» **Stated task**: Each record that follows should be repeated exactly, minus any images.

(Records about charts and figures)
-----

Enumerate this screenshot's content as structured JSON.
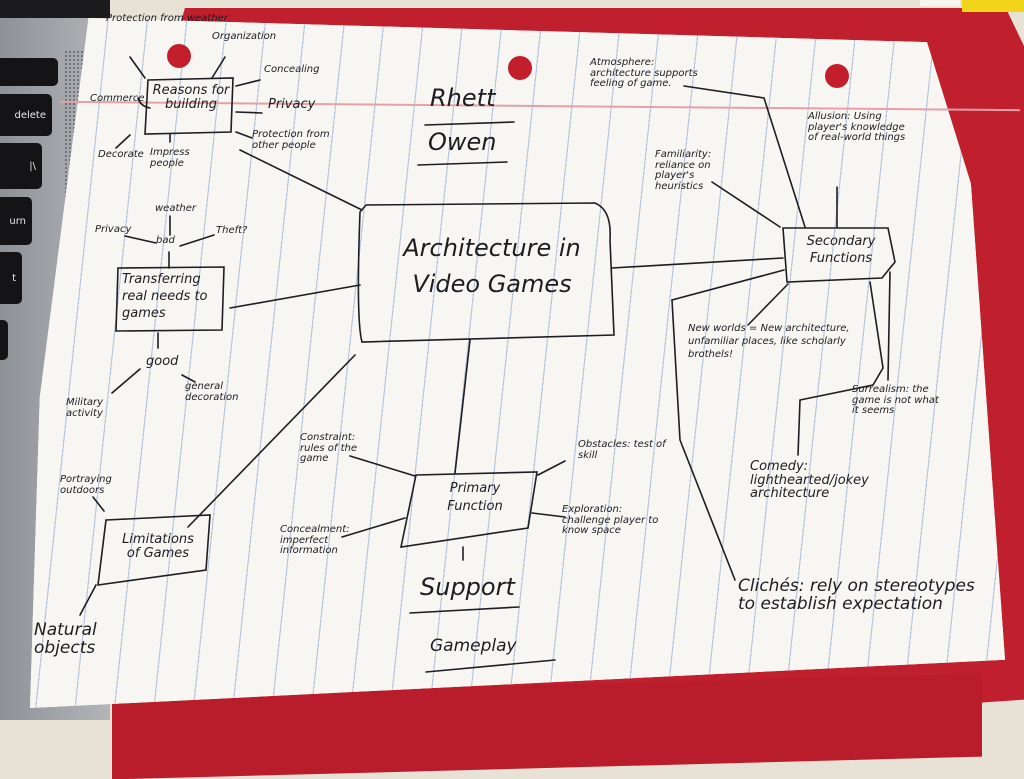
{
  "scene": {
    "description": "Photo of a handwritten mind map on lined notebook paper lying on a red folder next to a laptop",
    "colors": {
      "folder": "#c0202e",
      "paper": "#f7f6f2",
      "ink": "#1d1d22",
      "ruled_line": "#b9c7df",
      "margin_line": "#e6a0a8"
    },
    "laptop_keys": [
      "delete",
      "|\\",
      "urn",
      "t"
    ]
  },
  "author": {
    "first": "Rhett",
    "last": "Owen"
  },
  "central_topic": "Architecture in Video Games",
  "nodes": {
    "reasons": {
      "label": "Reasons for building",
      "children": [
        "Protection from weather",
        "Organization",
        "Concealing",
        "Privacy",
        "Protection from other people",
        "Impress people",
        "Decorate",
        "Commerce"
      ]
    },
    "transforming": {
      "label": "Transferring real needs to games",
      "bad": {
        "label": "bad",
        "children": [
          "weather",
          "Privacy",
          "Theft?"
        ]
      },
      "good": {
        "label": "good",
        "children": [
          "Military activity",
          "general decoration"
        ]
      }
    },
    "limitations": {
      "label": "Limitations of Games",
      "children": [
        "Portraying outdoors",
        "Natural objects"
      ]
    },
    "primary": {
      "label": "Primary Function",
      "children": [
        "Constraint: rules of the game",
        "Obstacles: test of skill",
        "Exploration: challenge player to know space",
        "Concealment: imperfect information"
      ],
      "summary": [
        "Support",
        "Gameplay"
      ]
    },
    "secondary": {
      "label": "Secondary Functions",
      "children": [
        "Atmosphere: architecture supports feeling of game.",
        "Familiarity: reliance on player's heuristics",
        "Allusion: Using player's knowledge of real-world things",
        "New worlds = New architecture, unfamiliar places, like scholarly brothels!",
        "Surrealism: the game is not what it seems",
        "Comedy: lighthearted/jokey architecture",
        "Clichés: rely on stereotypes to establish expectation"
      ]
    }
  }
}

-----

» **Output for this exercise**:
Enumerate this screenshot's content as structured JSON.
{
  "scene": {
    "description": "Photo of a handwritten mind map on lined notebook paper lying on a red folder next to a laptop",
    "colors": {
      "folder": "#c0202e",
      "paper": "#f7f6f2",
      "ink": "#1d1d22",
      "ruled_line": "#b9c7df",
      "margin_line": "#e6a0a8"
    },
    "laptop_keys": [
      "delete",
      "|\\",
      "urn",
      "t"
    ]
  },
  "author": {
    "first": "Rhett",
    "last": "Owen"
  },
  "central_topic": "Architecture in Video Games",
  "nodes": {
    "reasons": {
      "label": "Reasons for building",
      "children": [
        "Protection from weather",
        "Organization",
        "Concealing",
        "Privacy",
        "Protection from other people",
        "Impress people",
        "Decorate",
        "Commerce"
      ]
    },
    "transforming": {
      "label": "Transferring real needs to games",
      "bad": {
        "label": "bad",
        "children": [
          "weather",
          "Privacy",
          "Theft?"
        ]
      },
      "good": {
        "label": "good",
        "children": [
          "Military activity",
          "general decoration"
        ]
      }
    },
    "limitations": {
      "label": "Limitations of Games",
      "children": [
        "Portraying outdoors",
        "Natural objects"
      ]
    },
    "primary": {
      "label": "Primary Function",
      "children": [
        "Constraint: rules of the game",
        "Obstacles: test of skill",
        "Exploration: challenge player to know space",
        "Concealment: imperfect information"
      ],
      "summary": [
        "Support",
        "Gameplay"
      ]
    },
    "secondary": {
      "label": "Secondary Functions",
      "children": [
        "Atmosphere: architecture supports feeling of game.",
        "Familiarity: reliance on player's heuristics",
        "Allusion: Using player's knowledge of real-world things",
        "New worlds = New architecture, unfamiliar places, like scholarly brothels!",
        "Surrealism: the game is not what it seems",
        "Comedy: lighthearted/jokey architecture",
        "Clichés: rely on stereotypes to establish expectation"
      ]
    }
  }
}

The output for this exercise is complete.